╭─ Input material

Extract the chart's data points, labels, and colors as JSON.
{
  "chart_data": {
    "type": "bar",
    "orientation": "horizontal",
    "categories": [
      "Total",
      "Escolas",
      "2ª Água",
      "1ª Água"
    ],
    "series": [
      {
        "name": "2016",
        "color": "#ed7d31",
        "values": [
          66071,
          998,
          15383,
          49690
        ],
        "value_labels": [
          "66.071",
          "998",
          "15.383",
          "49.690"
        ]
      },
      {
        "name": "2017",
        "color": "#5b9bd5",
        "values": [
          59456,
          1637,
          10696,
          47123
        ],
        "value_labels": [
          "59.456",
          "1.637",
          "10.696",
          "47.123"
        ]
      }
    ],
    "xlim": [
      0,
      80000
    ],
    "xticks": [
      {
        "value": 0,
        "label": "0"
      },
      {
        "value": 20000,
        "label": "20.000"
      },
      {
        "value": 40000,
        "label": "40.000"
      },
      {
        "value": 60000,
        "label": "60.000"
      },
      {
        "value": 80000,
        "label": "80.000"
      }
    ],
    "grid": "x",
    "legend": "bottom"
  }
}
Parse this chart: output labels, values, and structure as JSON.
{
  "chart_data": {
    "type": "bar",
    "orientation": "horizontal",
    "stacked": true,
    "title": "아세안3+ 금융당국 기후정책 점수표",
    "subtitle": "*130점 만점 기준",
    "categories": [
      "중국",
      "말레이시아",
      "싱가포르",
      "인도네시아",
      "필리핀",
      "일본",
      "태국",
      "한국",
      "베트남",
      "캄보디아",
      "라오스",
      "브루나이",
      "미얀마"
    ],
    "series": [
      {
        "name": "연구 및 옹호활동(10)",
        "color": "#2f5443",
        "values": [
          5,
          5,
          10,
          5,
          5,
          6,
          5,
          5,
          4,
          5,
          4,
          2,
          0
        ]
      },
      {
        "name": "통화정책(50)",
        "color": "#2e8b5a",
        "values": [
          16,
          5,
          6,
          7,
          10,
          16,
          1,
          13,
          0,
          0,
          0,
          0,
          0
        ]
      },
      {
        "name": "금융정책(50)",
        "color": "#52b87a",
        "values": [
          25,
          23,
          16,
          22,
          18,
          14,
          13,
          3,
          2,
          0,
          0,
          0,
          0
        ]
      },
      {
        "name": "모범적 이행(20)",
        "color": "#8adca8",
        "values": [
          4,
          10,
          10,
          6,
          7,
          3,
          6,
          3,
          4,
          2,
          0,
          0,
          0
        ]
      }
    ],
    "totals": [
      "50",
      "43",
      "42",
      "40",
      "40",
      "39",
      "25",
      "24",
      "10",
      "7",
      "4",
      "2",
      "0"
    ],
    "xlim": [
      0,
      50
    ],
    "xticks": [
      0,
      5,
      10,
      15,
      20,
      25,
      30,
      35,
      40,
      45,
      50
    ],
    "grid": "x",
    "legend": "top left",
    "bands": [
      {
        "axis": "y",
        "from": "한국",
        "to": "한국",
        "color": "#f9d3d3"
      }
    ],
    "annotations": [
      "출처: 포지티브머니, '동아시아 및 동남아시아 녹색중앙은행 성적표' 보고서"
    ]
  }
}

╰─

Quote each line above in full, word for word.

Answer to the problem:
Extract the chart's data points, labels, and colors as JSON.
{
  "chart_data": {
    "type": "bar",
    "orientation": "horizontal",
    "categories": [
      "Total",
      "Escolas",
      "2ª Água",
      "1ª Água"
    ],
    "series": [
      {
        "name": "2016",
        "color": "#ed7d31",
        "values": [
          66071,
          998,
          15383,
          49690
        ],
        "value_labels": [
          "66.071",
          "998",
          "15.383",
          "49.690"
        ]
      },
      {
        "name": "2017",
        "color": "#5b9bd5",
        "values": [
          59456,
          1637,
          10696,
          47123
        ],
        "value_labels": [
          "59.456",
          "1.637",
          "10.696",
          "47.123"
        ]
      }
    ],
    "xlim": [
      0,
      80000
    ],
    "xticks": [
      {
        "value": 0,
        "label": "0"
      },
      {
        "value": 20000,
        "label": "20.000"
      },
      {
        "value": 40000,
        "label": "40.000"
      },
      {
        "value": 60000,
        "label": "60.000"
      },
      {
        "value": 80000,
        "label": "80.000"
      }
    ],
    "grid": "x",
    "legend": "bottom"
  }
}
Parse this chart: output labels, values, and structure as JSON.
{
  "chart_data": {
    "type": "bar",
    "orientation": "horizontal",
    "stacked": true,
    "title": "아세안3+ 금융당국 기후정책 점수표",
    "subtitle": "*130점 만점 기준",
    "categories": [
      "중국",
      "말레이시아",
      "싱가포르",
      "인도네시아",
      "필리핀",
      "일본",
      "태국",
      "한국",
      "베트남",
      "캄보디아",
      "라오스",
      "브루나이",
      "미얀마"
    ],
    "series": [
      {
        "name": "연구 및 옹호활동(10)",
        "color": "#2f5443",
        "values": [
          5,
          5,
          10,
          5,
          5,
          6,
          5,
          5,
          4,
          5,
          4,
          2,
          0
        ]
      },
      {
        "name": "통화정책(50)",
        "color": "#2e8b5a",
        "values": [
          16,
          5,
          6,
          7,
          10,
          16,
          1,
          13,
          0,
          0,
          0,
          0,
          0
        ]
      },
      {
        "name": "금융정책(50)",
        "color": "#52b87a",
        "values": [
          25,
          23,
          16,
          22,
          18,
          14,
          13,
          3,
          2,
          0,
          0,
          0,
          0
        ]
      },
      {
        "name": "모범적 이행(20)",
        "color": "#8adca8",
        "values": [
          4,
          10,
          10,
          6,
          7,
          3,
          6,
          3,
          4,
          2,
          0,
          0,
          0
        ]
      }
    ],
    "totals": [
      "50",
      "43",
      "42",
      "40",
      "40",
      "39",
      "25",
      "24",
      "10",
      "7",
      "4",
      "2",
      "0"
    ],
    "xlim": [
      0,
      50
    ],
    "xticks": [
      0,
      5,
      10,
      15,
      20,
      25,
      30,
      35,
      40,
      45,
      50
    ],
    "grid": "x",
    "legend": "top left",
    "bands": [
      {
        "axis": "y",
        "from": "한국",
        "to": "한국",
        "color": "#f9d3d3"
      }
    ],
    "annotations": [
      "출처: 포지티브머니, '동아시아 및 동남아시아 녹색중앙은행 성적표' 보고서"
    ]
  }
}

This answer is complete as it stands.